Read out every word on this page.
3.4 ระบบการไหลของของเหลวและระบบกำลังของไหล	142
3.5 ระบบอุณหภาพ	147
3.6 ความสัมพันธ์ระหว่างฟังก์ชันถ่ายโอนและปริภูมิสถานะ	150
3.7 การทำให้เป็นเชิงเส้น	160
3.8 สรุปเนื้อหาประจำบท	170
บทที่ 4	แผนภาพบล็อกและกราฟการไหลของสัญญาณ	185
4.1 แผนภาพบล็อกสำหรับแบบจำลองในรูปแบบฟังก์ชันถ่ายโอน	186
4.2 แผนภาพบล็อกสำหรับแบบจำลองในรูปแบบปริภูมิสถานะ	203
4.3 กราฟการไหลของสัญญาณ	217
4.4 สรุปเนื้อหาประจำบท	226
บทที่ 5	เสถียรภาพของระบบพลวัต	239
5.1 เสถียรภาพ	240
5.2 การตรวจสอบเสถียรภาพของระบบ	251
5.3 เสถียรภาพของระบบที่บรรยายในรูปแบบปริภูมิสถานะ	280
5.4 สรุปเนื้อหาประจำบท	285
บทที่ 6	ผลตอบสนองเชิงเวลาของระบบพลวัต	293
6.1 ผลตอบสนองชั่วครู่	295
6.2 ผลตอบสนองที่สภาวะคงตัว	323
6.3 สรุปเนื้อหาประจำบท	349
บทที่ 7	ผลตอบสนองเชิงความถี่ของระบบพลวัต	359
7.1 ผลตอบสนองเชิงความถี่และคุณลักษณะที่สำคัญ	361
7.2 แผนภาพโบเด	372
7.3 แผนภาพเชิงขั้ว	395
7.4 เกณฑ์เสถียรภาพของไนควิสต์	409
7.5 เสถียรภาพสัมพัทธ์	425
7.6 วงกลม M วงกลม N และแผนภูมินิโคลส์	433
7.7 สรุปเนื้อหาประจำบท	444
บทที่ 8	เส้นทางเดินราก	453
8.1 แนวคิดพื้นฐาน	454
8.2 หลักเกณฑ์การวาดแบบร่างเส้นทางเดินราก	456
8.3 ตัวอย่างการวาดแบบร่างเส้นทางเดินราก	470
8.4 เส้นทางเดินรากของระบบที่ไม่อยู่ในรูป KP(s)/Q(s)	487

**WHAT YOU NEED TO DO:**
Display every line of the listing that contains the string "สถานะ".

**COMPLETE OUTPUT:**
3.6 ความสัมพันธ์ระหว่างฟังก์ชันถ่ายโอนและปริภูมิสถานะ	150
4.2 แผนภาพบล็อกสำหรับแบบจำลองในรูปแบบปริภูมิสถานะ	203
5.3 เสถียรภาพของระบบที่บรรยายในรูปแบบปริภูมิสถานะ	280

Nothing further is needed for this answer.